#### [Task]
Copy out each line that has "Current" in it.

#### [Dataset rows]
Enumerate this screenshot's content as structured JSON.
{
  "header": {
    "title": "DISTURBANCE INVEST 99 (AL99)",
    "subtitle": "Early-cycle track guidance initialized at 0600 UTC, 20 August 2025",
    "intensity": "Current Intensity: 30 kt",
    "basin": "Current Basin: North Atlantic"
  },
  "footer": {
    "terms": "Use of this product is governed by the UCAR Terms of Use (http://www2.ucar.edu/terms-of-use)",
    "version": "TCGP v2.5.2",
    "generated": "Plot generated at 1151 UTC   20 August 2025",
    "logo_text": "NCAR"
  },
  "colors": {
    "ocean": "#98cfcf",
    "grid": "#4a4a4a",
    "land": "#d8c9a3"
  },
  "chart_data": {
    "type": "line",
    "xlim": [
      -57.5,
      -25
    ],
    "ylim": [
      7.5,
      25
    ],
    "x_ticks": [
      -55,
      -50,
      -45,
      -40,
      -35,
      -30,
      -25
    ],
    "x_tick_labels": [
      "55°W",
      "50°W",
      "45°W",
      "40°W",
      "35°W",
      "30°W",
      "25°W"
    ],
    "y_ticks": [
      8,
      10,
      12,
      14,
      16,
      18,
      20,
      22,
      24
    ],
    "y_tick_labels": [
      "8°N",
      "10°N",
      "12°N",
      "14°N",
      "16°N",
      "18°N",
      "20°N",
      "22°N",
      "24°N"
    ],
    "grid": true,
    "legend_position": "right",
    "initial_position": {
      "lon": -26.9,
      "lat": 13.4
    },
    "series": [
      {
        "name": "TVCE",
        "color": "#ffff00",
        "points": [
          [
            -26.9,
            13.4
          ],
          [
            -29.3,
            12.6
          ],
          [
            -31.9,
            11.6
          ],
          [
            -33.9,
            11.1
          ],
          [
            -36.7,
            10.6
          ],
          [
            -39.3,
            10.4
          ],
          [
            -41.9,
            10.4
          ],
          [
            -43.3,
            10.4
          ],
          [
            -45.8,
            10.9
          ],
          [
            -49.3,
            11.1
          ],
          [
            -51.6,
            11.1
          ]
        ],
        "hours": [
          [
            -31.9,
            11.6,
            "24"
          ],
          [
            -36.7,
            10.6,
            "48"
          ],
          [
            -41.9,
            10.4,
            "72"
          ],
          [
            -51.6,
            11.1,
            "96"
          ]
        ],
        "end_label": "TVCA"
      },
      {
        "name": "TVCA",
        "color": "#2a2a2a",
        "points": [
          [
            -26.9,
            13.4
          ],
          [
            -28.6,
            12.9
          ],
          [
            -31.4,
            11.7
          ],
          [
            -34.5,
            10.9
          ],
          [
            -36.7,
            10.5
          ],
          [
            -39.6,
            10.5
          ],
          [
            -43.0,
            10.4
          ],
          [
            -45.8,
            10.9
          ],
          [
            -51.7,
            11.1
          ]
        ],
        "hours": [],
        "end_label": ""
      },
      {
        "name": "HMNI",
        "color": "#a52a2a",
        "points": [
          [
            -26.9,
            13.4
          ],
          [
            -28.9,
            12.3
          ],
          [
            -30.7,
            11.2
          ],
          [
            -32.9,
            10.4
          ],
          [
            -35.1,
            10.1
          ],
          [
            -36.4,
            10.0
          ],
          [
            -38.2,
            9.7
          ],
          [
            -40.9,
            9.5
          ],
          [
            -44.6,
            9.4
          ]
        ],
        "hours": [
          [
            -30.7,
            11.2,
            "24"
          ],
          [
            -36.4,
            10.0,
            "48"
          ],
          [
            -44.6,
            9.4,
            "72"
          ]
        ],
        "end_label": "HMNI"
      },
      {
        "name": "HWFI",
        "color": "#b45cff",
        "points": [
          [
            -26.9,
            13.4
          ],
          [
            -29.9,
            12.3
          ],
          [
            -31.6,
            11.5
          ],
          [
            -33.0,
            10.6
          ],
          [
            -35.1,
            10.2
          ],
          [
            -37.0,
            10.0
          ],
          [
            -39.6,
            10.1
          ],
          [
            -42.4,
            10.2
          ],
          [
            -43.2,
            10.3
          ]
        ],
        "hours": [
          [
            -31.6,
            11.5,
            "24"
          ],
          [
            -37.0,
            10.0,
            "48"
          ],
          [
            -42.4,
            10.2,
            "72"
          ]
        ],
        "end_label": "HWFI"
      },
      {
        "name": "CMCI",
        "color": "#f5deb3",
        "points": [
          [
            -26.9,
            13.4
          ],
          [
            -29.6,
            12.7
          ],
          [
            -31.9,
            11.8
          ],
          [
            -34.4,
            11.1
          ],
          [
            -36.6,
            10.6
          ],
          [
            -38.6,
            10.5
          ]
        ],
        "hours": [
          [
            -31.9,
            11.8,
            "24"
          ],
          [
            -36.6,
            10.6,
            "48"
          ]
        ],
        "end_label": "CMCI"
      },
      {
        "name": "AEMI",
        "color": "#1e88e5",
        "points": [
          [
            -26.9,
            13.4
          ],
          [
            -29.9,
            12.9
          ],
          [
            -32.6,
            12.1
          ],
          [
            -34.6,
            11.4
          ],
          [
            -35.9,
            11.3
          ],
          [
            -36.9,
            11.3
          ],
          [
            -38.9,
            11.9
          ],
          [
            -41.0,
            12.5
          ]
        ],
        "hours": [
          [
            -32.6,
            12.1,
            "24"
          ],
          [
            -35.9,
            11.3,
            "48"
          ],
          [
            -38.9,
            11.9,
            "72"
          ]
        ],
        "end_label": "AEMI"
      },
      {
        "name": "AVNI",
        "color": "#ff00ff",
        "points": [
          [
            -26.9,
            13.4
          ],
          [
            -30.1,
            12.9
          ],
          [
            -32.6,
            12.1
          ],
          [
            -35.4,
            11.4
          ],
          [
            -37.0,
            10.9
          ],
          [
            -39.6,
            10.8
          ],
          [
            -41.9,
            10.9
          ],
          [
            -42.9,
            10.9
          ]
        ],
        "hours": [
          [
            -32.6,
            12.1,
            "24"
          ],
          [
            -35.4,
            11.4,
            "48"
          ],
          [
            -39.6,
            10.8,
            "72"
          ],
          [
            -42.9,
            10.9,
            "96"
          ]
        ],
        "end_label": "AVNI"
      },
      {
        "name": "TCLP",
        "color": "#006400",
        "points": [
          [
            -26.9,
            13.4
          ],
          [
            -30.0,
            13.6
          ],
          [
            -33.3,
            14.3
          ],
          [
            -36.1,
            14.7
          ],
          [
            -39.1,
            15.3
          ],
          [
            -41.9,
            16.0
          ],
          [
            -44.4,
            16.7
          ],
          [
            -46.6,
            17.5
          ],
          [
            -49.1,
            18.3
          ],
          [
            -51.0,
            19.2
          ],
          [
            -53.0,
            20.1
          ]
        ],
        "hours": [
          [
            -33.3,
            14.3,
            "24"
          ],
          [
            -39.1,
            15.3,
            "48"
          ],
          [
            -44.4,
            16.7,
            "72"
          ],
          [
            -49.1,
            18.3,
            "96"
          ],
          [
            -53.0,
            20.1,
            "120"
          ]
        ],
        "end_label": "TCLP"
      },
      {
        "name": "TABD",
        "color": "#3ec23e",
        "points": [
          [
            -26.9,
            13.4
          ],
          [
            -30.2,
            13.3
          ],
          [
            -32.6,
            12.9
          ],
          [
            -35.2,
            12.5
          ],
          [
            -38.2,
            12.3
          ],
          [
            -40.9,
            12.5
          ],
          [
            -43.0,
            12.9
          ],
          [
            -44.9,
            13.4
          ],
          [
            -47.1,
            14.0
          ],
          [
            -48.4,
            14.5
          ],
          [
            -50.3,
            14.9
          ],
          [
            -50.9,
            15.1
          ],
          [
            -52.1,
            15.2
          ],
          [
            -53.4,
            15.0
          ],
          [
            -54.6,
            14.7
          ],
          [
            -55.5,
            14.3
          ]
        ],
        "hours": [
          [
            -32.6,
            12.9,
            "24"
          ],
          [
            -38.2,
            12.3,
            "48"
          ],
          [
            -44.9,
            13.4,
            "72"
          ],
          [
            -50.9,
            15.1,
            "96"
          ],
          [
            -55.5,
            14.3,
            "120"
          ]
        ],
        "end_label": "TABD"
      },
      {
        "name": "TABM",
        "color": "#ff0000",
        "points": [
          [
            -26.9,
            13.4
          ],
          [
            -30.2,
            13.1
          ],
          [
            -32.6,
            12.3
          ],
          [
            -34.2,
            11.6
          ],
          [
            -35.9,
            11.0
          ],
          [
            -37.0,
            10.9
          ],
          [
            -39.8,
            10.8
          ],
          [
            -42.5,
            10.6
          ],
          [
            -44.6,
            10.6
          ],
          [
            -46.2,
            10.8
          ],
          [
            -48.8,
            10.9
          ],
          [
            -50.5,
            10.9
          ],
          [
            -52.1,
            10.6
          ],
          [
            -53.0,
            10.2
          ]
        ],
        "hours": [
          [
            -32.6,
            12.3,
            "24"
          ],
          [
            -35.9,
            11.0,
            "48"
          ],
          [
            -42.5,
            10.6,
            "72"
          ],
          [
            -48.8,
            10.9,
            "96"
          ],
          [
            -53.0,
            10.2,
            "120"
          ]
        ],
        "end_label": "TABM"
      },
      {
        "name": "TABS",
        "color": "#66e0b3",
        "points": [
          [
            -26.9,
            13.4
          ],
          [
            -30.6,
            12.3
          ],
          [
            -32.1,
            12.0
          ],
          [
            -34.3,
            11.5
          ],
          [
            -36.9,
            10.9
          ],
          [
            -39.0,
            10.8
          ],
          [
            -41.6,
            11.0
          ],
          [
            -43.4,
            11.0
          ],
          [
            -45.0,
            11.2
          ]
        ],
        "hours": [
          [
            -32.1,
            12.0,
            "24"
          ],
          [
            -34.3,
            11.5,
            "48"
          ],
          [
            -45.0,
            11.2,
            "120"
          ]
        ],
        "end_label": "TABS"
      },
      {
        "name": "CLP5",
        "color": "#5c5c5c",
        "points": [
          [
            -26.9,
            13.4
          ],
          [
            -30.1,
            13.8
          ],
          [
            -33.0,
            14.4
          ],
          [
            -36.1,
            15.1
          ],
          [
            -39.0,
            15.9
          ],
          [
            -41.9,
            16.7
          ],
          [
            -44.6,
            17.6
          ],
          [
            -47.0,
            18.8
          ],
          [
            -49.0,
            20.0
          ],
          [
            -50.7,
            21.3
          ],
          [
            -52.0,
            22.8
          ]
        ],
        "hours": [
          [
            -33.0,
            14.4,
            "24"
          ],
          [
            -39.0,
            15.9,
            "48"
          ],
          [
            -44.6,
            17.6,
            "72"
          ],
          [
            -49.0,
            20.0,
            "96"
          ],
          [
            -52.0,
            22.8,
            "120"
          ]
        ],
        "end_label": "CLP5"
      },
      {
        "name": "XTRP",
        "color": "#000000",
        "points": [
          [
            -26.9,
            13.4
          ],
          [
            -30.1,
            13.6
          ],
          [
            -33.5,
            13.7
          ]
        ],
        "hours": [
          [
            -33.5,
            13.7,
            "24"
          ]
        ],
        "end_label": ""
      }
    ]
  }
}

#### [Solution for this task]
    "intensity": "Current Intensity: 30 kt",
    "basin": "Current Basin: North Atlantic"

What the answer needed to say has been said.